TASK STATEMENT: Extract each line holding the word "Landesamt" from the entries.

start EXERCISE MATERIAL

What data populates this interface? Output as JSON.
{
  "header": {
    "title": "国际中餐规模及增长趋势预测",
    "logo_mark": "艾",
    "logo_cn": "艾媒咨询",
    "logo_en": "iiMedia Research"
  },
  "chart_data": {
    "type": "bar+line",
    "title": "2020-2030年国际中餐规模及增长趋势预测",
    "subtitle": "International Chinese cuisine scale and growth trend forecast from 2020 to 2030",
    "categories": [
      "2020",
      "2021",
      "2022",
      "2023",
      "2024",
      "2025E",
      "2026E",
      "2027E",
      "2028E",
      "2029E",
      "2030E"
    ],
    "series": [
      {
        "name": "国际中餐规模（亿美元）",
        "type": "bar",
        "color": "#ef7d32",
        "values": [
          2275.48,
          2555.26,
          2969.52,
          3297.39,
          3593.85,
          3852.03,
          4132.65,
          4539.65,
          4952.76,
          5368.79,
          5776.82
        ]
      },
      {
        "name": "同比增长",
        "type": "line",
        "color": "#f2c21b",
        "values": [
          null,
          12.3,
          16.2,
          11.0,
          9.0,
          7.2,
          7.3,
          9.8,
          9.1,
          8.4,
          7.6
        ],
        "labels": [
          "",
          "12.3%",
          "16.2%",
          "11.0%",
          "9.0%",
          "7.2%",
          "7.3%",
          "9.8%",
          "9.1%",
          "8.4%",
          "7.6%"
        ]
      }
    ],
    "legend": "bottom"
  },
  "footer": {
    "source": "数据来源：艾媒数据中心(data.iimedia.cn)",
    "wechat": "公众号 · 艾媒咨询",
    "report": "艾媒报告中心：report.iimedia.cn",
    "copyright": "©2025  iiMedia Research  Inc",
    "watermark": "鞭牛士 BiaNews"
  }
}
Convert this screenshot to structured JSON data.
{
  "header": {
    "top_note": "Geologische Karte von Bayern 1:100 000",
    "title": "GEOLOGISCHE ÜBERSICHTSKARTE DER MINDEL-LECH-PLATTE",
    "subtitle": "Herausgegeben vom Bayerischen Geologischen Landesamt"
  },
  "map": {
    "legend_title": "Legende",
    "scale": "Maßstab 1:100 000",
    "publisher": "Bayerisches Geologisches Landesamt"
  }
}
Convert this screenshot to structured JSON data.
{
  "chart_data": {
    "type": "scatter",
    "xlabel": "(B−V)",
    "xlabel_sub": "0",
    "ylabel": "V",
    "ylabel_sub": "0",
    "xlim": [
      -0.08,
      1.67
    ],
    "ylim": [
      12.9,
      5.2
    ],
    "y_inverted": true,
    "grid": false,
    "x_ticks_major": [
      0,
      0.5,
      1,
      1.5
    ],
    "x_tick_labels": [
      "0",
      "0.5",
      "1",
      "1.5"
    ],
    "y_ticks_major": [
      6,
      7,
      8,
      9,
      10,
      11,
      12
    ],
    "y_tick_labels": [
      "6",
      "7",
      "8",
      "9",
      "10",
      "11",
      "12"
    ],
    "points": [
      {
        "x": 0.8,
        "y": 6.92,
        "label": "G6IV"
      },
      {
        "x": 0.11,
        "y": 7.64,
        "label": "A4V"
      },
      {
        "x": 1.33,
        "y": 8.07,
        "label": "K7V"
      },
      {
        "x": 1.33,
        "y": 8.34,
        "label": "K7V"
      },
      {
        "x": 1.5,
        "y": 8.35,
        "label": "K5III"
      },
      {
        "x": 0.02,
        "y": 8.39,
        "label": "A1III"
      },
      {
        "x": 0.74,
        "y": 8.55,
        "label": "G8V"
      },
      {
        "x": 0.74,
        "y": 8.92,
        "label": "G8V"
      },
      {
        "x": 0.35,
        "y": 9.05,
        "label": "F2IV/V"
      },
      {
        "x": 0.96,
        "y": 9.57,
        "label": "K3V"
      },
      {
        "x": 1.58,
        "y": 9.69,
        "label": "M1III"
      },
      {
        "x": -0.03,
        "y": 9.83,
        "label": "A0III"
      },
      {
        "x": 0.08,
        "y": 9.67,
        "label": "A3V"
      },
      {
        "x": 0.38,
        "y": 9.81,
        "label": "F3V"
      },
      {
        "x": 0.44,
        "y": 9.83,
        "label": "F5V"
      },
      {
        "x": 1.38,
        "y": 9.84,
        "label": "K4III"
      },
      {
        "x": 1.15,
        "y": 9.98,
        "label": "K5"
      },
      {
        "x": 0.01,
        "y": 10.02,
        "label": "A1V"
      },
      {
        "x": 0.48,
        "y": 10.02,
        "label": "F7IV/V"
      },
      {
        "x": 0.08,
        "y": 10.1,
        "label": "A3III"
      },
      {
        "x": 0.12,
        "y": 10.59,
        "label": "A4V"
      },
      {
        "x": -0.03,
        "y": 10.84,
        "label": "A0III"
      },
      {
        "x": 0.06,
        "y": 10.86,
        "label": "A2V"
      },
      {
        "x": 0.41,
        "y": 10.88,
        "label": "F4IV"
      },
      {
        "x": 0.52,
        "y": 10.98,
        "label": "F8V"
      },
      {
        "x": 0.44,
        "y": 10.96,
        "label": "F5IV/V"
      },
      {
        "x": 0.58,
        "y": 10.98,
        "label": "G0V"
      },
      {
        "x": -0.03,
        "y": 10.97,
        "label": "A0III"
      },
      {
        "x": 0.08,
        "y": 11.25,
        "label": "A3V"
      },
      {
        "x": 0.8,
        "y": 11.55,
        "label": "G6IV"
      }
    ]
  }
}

end EXERCISE MATERIAL

WRITTEN RESPONSE:
    "subtitle": "Herausgegeben vom Bayerischen Geologischen Landesamt"
    "publisher": "Bayerisches Geologisches Landesamt"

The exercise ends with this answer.